**Task to complete**
Locate and copy all lines bearing the word "illustrations".

#### Rows ####

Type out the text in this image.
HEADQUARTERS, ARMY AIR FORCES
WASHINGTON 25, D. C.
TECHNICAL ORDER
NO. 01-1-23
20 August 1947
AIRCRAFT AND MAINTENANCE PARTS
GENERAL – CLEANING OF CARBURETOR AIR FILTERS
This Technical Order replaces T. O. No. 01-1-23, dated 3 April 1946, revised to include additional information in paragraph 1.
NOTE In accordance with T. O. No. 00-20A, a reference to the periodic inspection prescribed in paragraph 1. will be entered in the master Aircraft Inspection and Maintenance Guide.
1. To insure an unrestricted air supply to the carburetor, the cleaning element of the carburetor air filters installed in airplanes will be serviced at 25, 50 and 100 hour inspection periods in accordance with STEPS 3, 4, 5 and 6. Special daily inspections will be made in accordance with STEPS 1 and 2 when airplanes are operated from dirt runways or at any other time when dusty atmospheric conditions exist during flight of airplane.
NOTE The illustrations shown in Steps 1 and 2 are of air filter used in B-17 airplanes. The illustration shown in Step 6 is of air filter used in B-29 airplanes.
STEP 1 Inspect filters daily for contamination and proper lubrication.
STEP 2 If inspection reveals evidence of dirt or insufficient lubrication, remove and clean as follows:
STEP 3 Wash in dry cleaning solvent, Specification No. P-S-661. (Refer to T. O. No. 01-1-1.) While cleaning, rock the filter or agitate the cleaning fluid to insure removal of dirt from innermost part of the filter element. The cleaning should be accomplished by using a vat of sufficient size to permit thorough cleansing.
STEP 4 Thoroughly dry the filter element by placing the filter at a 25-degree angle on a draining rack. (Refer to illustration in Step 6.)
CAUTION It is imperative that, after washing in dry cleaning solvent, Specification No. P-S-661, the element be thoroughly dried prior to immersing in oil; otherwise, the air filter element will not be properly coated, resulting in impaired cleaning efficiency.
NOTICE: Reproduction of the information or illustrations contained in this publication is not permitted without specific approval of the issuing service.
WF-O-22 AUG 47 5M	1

####

**Right answer**
NOTE The illustrations shown in Steps 1 and 2 are of air filter used in B-17 airplanes. The illustration shown in Step 6 is of air filter used in B-29 airplanes.
NOTICE: Reproduction of the information or illustrations contained in this publication is not permitted without specific approval of the issuing service.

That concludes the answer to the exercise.